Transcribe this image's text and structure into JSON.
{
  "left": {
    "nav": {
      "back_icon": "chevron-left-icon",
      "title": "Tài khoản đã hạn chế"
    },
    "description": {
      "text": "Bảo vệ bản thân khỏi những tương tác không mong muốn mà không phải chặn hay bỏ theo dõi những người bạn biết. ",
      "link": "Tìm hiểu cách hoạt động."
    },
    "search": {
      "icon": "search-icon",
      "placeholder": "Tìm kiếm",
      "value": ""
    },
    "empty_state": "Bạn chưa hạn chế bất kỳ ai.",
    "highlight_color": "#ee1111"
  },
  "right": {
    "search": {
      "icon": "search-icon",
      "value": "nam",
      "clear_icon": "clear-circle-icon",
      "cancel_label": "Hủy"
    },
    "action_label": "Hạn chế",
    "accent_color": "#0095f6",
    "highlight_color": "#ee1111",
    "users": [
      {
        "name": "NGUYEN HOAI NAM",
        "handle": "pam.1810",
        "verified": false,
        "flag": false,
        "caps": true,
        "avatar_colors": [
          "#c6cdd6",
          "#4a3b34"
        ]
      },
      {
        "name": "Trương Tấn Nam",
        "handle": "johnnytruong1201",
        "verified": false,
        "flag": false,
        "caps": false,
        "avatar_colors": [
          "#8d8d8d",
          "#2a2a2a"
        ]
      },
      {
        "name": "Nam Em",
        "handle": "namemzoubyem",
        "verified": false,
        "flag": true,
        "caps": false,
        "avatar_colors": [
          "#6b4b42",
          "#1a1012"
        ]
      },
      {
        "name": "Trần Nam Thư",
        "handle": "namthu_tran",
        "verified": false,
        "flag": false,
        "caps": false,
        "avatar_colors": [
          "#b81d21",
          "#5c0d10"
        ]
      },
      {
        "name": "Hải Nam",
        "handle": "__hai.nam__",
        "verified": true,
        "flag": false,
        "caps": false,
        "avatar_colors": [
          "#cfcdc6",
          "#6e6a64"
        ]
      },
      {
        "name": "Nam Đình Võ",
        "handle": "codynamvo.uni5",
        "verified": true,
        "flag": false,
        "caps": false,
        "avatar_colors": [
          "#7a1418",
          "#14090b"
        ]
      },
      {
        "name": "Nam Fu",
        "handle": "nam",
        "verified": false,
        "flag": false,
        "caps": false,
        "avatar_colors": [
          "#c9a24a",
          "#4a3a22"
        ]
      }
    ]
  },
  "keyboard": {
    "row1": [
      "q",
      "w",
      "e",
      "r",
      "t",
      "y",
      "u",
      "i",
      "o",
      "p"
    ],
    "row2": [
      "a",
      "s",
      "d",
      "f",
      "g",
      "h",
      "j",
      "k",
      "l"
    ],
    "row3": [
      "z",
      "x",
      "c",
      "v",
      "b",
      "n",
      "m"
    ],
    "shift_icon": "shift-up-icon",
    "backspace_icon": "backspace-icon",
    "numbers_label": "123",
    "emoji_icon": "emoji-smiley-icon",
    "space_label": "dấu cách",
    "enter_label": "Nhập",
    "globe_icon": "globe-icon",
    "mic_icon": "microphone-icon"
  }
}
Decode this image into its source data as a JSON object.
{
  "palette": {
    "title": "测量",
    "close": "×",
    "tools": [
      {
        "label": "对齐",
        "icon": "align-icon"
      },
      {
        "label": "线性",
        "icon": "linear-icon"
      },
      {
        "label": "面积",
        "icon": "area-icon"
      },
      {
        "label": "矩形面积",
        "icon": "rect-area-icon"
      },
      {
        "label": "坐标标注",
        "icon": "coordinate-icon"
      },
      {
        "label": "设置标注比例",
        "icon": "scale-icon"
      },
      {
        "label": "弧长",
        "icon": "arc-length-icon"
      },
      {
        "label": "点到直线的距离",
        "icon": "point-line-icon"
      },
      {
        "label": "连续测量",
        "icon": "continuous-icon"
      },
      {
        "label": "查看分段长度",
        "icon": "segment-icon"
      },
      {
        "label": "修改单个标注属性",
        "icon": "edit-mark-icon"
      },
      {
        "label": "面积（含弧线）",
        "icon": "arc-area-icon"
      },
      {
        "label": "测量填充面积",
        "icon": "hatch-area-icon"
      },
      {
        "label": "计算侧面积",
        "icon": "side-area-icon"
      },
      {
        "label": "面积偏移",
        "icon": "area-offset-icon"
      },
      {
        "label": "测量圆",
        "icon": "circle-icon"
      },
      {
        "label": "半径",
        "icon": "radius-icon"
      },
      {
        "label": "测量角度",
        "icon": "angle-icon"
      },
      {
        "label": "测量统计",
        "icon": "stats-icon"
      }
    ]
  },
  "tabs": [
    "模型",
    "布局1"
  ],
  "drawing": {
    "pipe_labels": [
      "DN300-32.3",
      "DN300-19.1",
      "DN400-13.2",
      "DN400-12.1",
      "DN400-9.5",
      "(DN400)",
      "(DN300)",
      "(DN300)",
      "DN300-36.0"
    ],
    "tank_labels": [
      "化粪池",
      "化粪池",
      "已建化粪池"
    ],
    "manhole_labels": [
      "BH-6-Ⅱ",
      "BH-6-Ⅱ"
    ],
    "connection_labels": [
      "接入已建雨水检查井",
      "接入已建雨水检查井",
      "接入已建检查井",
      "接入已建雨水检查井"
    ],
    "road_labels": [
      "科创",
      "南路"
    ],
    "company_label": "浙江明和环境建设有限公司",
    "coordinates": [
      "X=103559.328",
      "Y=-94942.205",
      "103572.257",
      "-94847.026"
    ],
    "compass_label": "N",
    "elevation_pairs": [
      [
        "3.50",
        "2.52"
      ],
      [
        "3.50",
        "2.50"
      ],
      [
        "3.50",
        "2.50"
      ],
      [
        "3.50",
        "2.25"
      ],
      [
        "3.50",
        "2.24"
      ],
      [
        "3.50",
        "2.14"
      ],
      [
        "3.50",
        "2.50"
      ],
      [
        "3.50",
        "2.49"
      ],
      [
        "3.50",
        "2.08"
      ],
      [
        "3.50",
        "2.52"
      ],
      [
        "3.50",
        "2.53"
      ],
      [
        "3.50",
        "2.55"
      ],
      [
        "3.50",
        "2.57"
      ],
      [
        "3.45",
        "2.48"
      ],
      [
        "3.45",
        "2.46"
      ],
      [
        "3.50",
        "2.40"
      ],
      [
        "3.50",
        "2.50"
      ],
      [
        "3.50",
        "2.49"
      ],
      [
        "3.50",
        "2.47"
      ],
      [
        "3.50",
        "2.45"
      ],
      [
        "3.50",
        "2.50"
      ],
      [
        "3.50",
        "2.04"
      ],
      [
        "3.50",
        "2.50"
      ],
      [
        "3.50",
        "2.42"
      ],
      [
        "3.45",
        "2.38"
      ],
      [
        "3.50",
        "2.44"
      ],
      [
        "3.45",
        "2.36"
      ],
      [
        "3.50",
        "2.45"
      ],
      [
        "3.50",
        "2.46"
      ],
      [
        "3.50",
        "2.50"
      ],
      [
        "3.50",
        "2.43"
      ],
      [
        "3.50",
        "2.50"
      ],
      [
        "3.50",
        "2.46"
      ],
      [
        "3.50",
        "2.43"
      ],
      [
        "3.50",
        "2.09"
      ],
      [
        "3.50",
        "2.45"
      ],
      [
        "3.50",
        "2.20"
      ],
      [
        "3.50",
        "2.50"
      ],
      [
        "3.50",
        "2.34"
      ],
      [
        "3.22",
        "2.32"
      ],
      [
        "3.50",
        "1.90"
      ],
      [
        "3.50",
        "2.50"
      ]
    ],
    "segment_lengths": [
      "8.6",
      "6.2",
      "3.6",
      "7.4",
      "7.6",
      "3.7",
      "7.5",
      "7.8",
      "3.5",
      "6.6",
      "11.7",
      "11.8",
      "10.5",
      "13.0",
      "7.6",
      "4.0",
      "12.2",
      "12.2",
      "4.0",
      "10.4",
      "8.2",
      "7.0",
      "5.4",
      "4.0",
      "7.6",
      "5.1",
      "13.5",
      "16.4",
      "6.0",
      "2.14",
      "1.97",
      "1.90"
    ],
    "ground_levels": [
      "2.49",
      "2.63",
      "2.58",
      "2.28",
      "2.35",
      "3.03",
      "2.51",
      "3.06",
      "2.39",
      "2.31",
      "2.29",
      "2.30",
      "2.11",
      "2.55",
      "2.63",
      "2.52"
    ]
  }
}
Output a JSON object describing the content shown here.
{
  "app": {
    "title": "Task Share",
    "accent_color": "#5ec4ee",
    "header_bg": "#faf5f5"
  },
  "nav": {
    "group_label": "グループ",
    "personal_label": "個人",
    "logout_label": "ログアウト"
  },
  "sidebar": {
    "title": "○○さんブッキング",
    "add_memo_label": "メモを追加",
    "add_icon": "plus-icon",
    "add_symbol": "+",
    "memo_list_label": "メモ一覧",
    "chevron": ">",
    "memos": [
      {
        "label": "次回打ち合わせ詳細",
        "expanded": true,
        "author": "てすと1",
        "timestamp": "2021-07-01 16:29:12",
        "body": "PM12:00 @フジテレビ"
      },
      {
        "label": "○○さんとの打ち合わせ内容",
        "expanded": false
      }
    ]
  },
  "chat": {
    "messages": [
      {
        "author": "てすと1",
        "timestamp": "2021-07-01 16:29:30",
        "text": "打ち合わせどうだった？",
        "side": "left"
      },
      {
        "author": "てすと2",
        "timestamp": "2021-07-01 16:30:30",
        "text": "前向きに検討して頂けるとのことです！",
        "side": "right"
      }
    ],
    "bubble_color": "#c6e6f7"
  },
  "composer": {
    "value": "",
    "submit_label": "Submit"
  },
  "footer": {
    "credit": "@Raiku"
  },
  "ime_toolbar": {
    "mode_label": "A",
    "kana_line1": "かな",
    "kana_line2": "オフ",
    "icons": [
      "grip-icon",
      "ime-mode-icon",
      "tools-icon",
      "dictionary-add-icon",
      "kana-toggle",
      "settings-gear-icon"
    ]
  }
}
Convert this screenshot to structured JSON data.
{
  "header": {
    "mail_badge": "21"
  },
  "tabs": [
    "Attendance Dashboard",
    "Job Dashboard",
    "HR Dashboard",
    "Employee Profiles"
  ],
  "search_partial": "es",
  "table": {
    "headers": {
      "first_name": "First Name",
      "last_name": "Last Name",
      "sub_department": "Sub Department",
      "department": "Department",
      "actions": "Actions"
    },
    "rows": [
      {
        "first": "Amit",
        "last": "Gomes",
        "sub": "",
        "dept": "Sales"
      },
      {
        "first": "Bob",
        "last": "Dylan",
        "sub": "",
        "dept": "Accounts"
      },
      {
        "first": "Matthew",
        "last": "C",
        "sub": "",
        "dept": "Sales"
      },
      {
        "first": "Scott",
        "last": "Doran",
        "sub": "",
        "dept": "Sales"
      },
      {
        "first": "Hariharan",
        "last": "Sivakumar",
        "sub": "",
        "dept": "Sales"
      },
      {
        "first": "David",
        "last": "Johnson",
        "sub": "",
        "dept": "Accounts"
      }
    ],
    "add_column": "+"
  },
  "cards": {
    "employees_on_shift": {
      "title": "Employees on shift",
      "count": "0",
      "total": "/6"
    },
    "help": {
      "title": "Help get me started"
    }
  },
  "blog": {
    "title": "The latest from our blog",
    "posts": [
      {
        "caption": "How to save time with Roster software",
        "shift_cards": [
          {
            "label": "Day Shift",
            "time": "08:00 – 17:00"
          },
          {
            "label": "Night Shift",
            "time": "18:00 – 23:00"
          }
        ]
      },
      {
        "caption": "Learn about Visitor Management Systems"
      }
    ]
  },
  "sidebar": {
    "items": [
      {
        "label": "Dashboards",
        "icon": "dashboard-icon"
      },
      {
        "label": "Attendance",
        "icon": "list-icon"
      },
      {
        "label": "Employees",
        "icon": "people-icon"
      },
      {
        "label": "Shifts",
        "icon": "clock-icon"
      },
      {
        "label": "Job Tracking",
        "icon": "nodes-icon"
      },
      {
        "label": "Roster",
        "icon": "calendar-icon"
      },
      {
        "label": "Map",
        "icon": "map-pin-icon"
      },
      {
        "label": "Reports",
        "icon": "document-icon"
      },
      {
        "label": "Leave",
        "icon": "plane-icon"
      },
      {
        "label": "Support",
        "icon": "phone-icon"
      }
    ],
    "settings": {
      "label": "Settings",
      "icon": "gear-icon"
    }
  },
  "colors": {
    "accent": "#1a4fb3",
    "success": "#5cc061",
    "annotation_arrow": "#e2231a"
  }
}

-=-=-=-=-

▸ **Given task**: Show, from the material above, each line that includes the string "circle".

▸ **Output of the task**:
      "clear_icon": "clear-circle-icon",
        "icon": "circle-icon"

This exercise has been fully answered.